[Dataset items]
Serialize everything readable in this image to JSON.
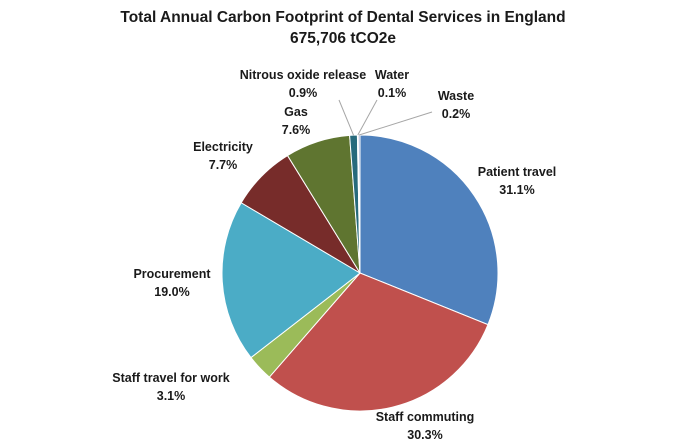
{
  "chart_data": {
    "type": "pie",
    "title": "Total Annual Carbon Footprint of Dental Services in England",
    "subtitle": "675,706 tCO2e",
    "slices": [
      {
        "name": "Patient travel",
        "value": 31.1,
        "label": "31.1%",
        "color": "#4F81BD"
      },
      {
        "name": "Staff commuting",
        "value": 30.3,
        "label": "30.3%",
        "color": "#C0504D"
      },
      {
        "name": "Staff travel for work",
        "value": 3.1,
        "label": "3.1%",
        "color": "#9BBB59"
      },
      {
        "name": "Procurement",
        "value": 19.0,
        "label": "19.0%",
        "color": "#4BACC6"
      },
      {
        "name": "Electricity",
        "value": 7.7,
        "label": "7.7%",
        "color": "#772C2A"
      },
      {
        "name": "Gas",
        "value": 7.6,
        "label": "7.6%",
        "color": "#5F7530"
      },
      {
        "name": "Nitrous oxide release",
        "value": 0.9,
        "label": "0.9%",
        "color": "#276A7C"
      },
      {
        "name": "Water",
        "value": 0.1,
        "label": "0.1%",
        "color": "#2C4D75"
      },
      {
        "name": "Waste",
        "value": 0.2,
        "label": "0.2%",
        "color": "#8C9DC9"
      }
    ]
  }
}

*GIVEN TASK*.
Copy and report every line where the word "label" is present.

*RESULT BELOW*.
        "label": "31.1%",
        "label": "30.3%",
        "label": "3.1%",
        "label": "19.0%",
        "label": "7.7%",
        "label": "7.6%",
        "label": "0.9%",
        "label": "0.1%",
        "label": "0.2%",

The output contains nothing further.